■ What this task involves
Here are some entries; quote each one exactly.

■ Data supplied
BEGIN

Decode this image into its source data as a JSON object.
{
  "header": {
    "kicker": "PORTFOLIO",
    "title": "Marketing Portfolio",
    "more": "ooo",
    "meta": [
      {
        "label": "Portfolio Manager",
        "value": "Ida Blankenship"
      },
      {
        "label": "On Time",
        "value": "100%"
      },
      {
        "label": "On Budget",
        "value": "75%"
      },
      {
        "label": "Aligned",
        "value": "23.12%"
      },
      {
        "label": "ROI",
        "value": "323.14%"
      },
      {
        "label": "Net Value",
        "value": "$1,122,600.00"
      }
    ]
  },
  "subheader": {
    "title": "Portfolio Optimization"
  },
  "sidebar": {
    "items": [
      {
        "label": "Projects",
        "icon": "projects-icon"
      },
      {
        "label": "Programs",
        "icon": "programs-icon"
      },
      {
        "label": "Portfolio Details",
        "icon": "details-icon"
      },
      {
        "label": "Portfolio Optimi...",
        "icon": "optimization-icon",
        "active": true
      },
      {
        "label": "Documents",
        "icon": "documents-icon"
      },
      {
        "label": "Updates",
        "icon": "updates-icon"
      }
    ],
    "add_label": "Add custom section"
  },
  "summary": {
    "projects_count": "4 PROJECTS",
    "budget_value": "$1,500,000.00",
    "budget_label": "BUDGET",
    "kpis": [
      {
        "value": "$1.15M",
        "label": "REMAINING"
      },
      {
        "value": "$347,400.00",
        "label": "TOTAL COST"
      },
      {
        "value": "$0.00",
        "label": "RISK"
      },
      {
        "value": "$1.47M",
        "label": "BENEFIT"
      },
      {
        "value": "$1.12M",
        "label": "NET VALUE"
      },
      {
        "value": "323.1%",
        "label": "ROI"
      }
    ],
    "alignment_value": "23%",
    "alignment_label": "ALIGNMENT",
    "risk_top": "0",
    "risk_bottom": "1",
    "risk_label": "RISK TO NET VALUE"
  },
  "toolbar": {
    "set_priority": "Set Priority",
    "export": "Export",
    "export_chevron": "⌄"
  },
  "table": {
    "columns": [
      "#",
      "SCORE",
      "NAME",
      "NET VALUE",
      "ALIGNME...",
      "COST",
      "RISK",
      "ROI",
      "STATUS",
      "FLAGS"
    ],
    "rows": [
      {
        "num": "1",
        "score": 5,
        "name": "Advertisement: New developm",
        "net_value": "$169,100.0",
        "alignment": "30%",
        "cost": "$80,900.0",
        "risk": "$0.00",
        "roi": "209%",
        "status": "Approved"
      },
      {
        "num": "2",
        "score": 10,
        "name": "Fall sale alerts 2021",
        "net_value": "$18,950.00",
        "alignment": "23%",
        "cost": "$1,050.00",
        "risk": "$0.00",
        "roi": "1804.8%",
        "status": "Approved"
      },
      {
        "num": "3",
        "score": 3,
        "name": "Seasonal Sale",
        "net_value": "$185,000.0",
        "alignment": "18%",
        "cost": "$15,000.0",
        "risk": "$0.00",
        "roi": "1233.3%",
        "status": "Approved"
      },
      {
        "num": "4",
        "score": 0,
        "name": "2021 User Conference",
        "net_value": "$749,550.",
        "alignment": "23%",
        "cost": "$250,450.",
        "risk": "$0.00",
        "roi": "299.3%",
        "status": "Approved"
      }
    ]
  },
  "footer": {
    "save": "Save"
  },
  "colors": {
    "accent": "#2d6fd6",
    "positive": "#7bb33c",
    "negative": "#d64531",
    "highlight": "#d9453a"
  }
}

END

■ Answer to this task
Decode this image into its source data as a JSON object.
{
  "header": {
    "kicker": "PORTFOLIO",
    "title": "Marketing Portfolio",
    "more": "ooo",
    "meta": [
      {
        "label": "Portfolio Manager",
        "value": "Ida Blankenship"
      },
      {
        "label": "On Time",
        "value": "100%"
      },
      {
        "label": "On Budget",
        "value": "75%"
      },
      {
        "label": "Aligned",
        "value": "23.12%"
      },
      {
        "label": "ROI",
        "value": "323.14%"
      },
      {
        "label": "Net Value",
        "value": "$1,122,600.00"
      }
    ]
  },
  "subheader": {
    "title": "Portfolio Optimization"
  },
  "sidebar": {
    "items": [
      {
        "label": "Projects",
        "icon": "projects-icon"
      },
      {
        "label": "Programs",
        "icon": "programs-icon"
      },
      {
        "label": "Portfolio Details",
        "icon": "details-icon"
      },
      {
        "label": "Portfolio Optimi...",
        "icon": "optimization-icon",
        "active": true
      },
      {
        "label": "Documents",
        "icon": "documents-icon"
      },
      {
        "label": "Updates",
        "icon": "updates-icon"
      }
    ],
    "add_label": "Add custom section"
  },
  "summary": {
    "projects_count": "4 PROJECTS",
    "budget_value": "$1,500,000.00",
    "budget_label": "BUDGET",
    "kpis": [
      {
        "value": "$1.15M",
        "label": "REMAINING"
      },
      {
        "value": "$347,400.00",
        "label": "TOTAL COST"
      },
      {
        "value": "$0.00",
        "label": "RISK"
      },
      {
        "value": "$1.47M",
        "label": "BENEFIT"
      },
      {
        "value": "$1.12M",
        "label": "NET VALUE"
      },
      {
        "value": "323.1%",
        "label": "ROI"
      }
    ],
    "alignment_value": "23%",
    "alignment_label": "ALIGNMENT",
    "risk_top": "0",
    "risk_bottom": "1",
    "risk_label": "RISK TO NET VALUE"
  },
  "toolbar": {
    "set_priority": "Set Priority",
    "export": "Export",
    "export_chevron": "⌄"
  },
  "table": {
    "columns": [
      "#",
      "SCORE",
      "NAME",
      "NET VALUE",
      "ALIGNME...",
      "COST",
      "RISK",
      "ROI",
      "STATUS",
      "FLAGS"
    ],
    "rows": [
      {
        "num": "1",
        "score": 5,
        "name": "Advertisement: New developm",
        "net_value": "$169,100.0",
        "alignment": "30%",
        "cost": "$80,900.0",
        "risk": "$0.00",
        "roi": "209%",
        "status": "Approved"
      },
      {
        "num": "2",
        "score": 10,
        "name": "Fall sale alerts 2021",
        "net_value": "$18,950.00",
        "alignment": "23%",
        "cost": "$1,050.00",
        "risk": "$0.00",
        "roi": "1804.8%",
        "status": "Approved"
      },
      {
        "num": "3",
        "score": 3,
        "name": "Seasonal Sale",
        "net_value": "$185,000.0",
        "alignment": "18%",
        "cost": "$15,000.0",
        "risk": "$0.00",
        "roi": "1233.3%",
        "status": "Approved"
      },
      {
        "num": "4",
        "score": 0,
        "name": "2021 User Conference",
        "net_value": "$749,550.",
        "alignment": "23%",
        "cost": "$250,450.",
        "risk": "$0.00",
        "roi": "299.3%",
        "status": "Approved"
      }
    ]
  },
  "footer": {
    "save": "Save"
  },
  "colors": {
    "accent": "#2d6fd6",
    "positive": "#7bb33c",
    "negative": "#d64531",
    "highlight": "#d9453a"
  }
}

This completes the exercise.